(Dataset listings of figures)

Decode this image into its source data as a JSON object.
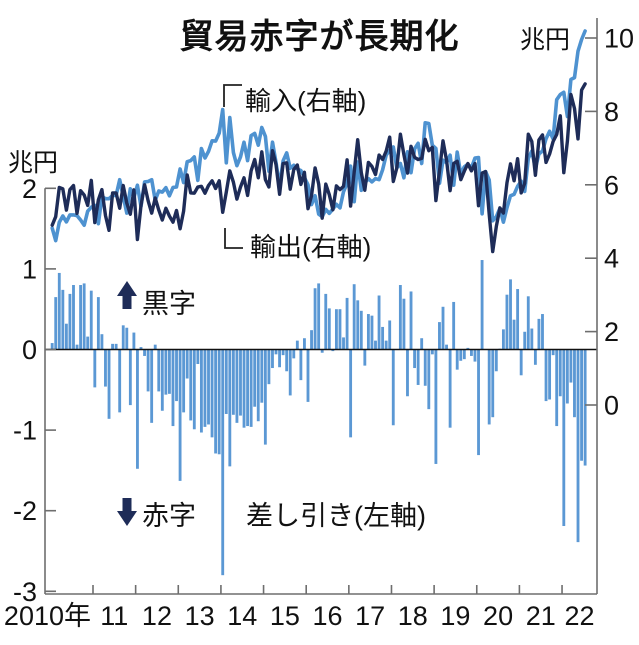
{
  "title": "貿易赤字が長期化",
  "left_axis_unit": "兆円",
  "right_axis_unit": "兆円",
  "annotations": {
    "surplus": "黒字",
    "deficit": "赤字"
  },
  "series_labels": {
    "imports": "輸入(右軸)",
    "exports": "輸出(右軸)",
    "balance": "差し引き(左軸)"
  },
  "colors": {
    "imports_line": "#4e92d0",
    "exports_line": "#1e2c58",
    "balance_bar": "#5b98d4",
    "arrow": "#1e2c58",
    "axis": "#6e6e6e",
    "zero_line": "#111111",
    "text": "#111111"
  },
  "chart_data": {
    "type": "bar+line",
    "title": "貿易赤字が長期化",
    "x_frequency": "monthly",
    "x_start": "2010-01",
    "x_end": "2022-07",
    "x_tick_labels": [
      "2010年",
      "11",
      "12",
      "13",
      "14",
      "15",
      "16",
      "17",
      "18",
      "19",
      "20",
      "21",
      "22"
    ],
    "left_axis": {
      "label": "兆円",
      "ticks": [
        2,
        1,
        0,
        -1,
        -2,
        -3
      ],
      "range": [
        -3,
        2.1
      ],
      "applies_to": "差し引き(左軸)"
    },
    "right_axis": {
      "label": "兆円",
      "ticks": [
        10,
        8,
        6,
        4,
        2,
        0
      ],
      "range": [
        0,
        10.6
      ],
      "applies_to": "輸入・輸出(右軸)"
    },
    "series": [
      {
        "name": "輸入(右軸)",
        "type": "line",
        "axis": "right",
        "values": [
          4.82,
          4.48,
          4.98,
          5.15,
          4.99,
          5.18,
          5.18,
          5.16,
          5.04,
          4.9,
          5.28,
          5.39,
          5.44,
          4.94,
          5.68,
          5.62,
          5.62,
          5.71,
          5.71,
          6.14,
          5.68,
          5.23,
          5.89,
          5.65,
          5.99,
          5.41,
          6.08,
          6.09,
          6.14,
          5.58,
          5.83,
          5.8,
          5.92,
          5.7,
          5.93,
          5.94,
          6.43,
          6.06,
          6.63,
          6.66,
          6.76,
          6.12,
          6.99,
          6.73,
          6.91,
          7.2,
          7.19,
          7.41,
          8.05,
          6.6,
          7.83,
          6.88,
          6.52,
          6.76,
          7.16,
          6.66,
          7.34,
          7.4,
          7.08,
          7.56,
          7.32,
          6.37,
          7.16,
          6.61,
          5.96,
          6.65,
          6.87,
          6.45,
          6.53,
          6.43,
          6.39,
          6.2,
          6.0,
          5.46,
          5.7,
          5.2,
          5.13,
          5.33,
          5.22,
          5.34,
          5.47,
          5.37,
          5.81,
          6.04,
          6.51,
          5.54,
          6.62,
          5.85,
          6.05,
          6.17,
          6.08,
          6.17,
          6.14,
          6.41,
          6.81,
          6.94,
          7.03,
          6.46,
          6.58,
          6.19,
          6.9,
          6.33,
          6.98,
          7.13,
          6.58,
          7.69,
          7.67,
          7.08,
          6.99,
          6.04,
          6.67,
          6.6,
          6.81,
          5.99,
          6.89,
          6.28,
          6.49,
          6.56,
          6.46,
          6.73,
          6.74,
          5.21,
          6.36,
          6.13,
          5.02,
          5.13,
          5.36,
          4.98,
          5.38,
          5.7,
          5.74,
          5.96,
          6.1,
          5.82,
          6.72,
          6.92,
          6.45,
          6.84,
          6.92,
          7.25,
          7.46,
          7.25,
          8.32,
          8.46,
          8.52,
          7.86,
          8.87,
          8.92,
          9.64,
          9.96,
          10.19
        ]
      },
      {
        "name": "輸出(右軸)",
        "type": "line",
        "axis": "right",
        "values": [
          4.9,
          5.13,
          5.93,
          5.89,
          5.31,
          5.87,
          5.98,
          5.22,
          5.84,
          5.72,
          5.44,
          6.12,
          4.97,
          5.59,
          5.87,
          5.16,
          4.76,
          5.78,
          5.78,
          5.36,
          5.98,
          5.5,
          5.2,
          5.86,
          4.51,
          5.44,
          6.0,
          5.57,
          5.23,
          5.64,
          5.31,
          5.04,
          5.36,
          5.15,
          4.98,
          5.3,
          4.8,
          5.28,
          6.27,
          5.78,
          5.77,
          5.94,
          5.96,
          5.77,
          5.98,
          6.11,
          5.9,
          6.11,
          5.25,
          5.8,
          6.38,
          6.07,
          5.61,
          5.94,
          6.19,
          5.71,
          6.38,
          6.69,
          6.19,
          6.9,
          6.14,
          5.94,
          6.93,
          6.55,
          5.74,
          6.58,
          6.6,
          5.88,
          6.42,
          6.54,
          6.01,
          6.34,
          5.35,
          5.7,
          6.46,
          6.02,
          5.09,
          6.02,
          5.73,
          5.32,
          5.97,
          5.87,
          5.96,
          6.68,
          5.42,
          6.35,
          7.23,
          6.33,
          5.85,
          6.61,
          6.5,
          6.28,
          6.81,
          6.69,
          6.92,
          7.3,
          6.09,
          6.46,
          7.38,
          6.82,
          6.32,
          7.05,
          6.75,
          6.69,
          6.72,
          7.24,
          6.93,
          7.02,
          5.57,
          6.38,
          7.2,
          6.66,
          5.84,
          6.58,
          6.64,
          6.14,
          6.37,
          6.58,
          6.38,
          6.58,
          5.43,
          6.32,
          6.36,
          5.2,
          4.18,
          4.86,
          5.37,
          5.23,
          6.06,
          6.57,
          6.11,
          6.71,
          5.78,
          6.04,
          7.38,
          7.18,
          6.26,
          7.22,
          7.36,
          6.61,
          6.84,
          7.18,
          7.37,
          7.88,
          6.33,
          7.19,
          8.46,
          8.08,
          7.25,
          8.58,
          8.75
        ]
      },
      {
        "name": "差し引き(左軸)",
        "type": "bar",
        "axis": "left",
        "values": [
          0.08,
          0.65,
          0.95,
          0.74,
          0.32,
          0.69,
          0.8,
          0.06,
          0.8,
          0.82,
          0.16,
          0.73,
          -0.47,
          0.65,
          0.19,
          -0.46,
          -0.86,
          0.07,
          0.07,
          -0.78,
          0.3,
          0.27,
          -0.69,
          0.21,
          -1.48,
          0.03,
          -0.08,
          -0.52,
          -0.91,
          0.06,
          -0.52,
          -0.76,
          -0.56,
          -0.55,
          -0.95,
          -0.64,
          -1.63,
          -0.78,
          -0.36,
          -0.88,
          -0.99,
          -0.18,
          -1.03,
          -0.96,
          -0.93,
          -1.09,
          -1.29,
          -1.3,
          -2.8,
          -0.8,
          -1.45,
          -0.81,
          -0.91,
          -0.82,
          -0.97,
          -0.95,
          -0.96,
          -0.71,
          -0.89,
          -0.66,
          -1.18,
          -0.43,
          -0.23,
          -0.06,
          -0.22,
          -0.07,
          -0.27,
          -0.57,
          -0.11,
          0.11,
          -0.38,
          0.14,
          -0.65,
          0.24,
          0.76,
          0.82,
          -0.04,
          0.69,
          0.51,
          -0.02,
          0.5,
          0.5,
          0.15,
          0.64,
          -1.09,
          0.81,
          0.61,
          0.48,
          -0.2,
          0.44,
          0.42,
          0.11,
          0.67,
          0.28,
          0.11,
          0.36,
          -0.94,
          0.0,
          0.8,
          0.63,
          -0.58,
          0.72,
          -0.23,
          -0.44,
          0.14,
          -0.45,
          -0.74,
          -0.06,
          -1.42,
          0.34,
          0.53,
          0.06,
          -0.97,
          0.59,
          -0.25,
          -0.14,
          -0.12,
          0.02,
          -0.08,
          -0.15,
          -1.31,
          1.11,
          0.0,
          -0.93,
          -0.84,
          -0.27,
          0.01,
          0.25,
          0.68,
          0.87,
          0.37,
          0.75,
          -0.32,
          0.22,
          0.66,
          0.26,
          -0.19,
          0.38,
          0.44,
          -0.64,
          -0.62,
          -0.07,
          -0.95,
          -0.58,
          -2.19,
          -0.67,
          -0.41,
          -0.84,
          -2.39,
          -1.38,
          -1.44
        ]
      }
    ]
  }
}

Short problem:
From the entries above, collect every line with the string "type" in it.

Solution to the exercise:
    "type": "bar+line",
        "type": "line",
        "type": "line",
        "type": "bar",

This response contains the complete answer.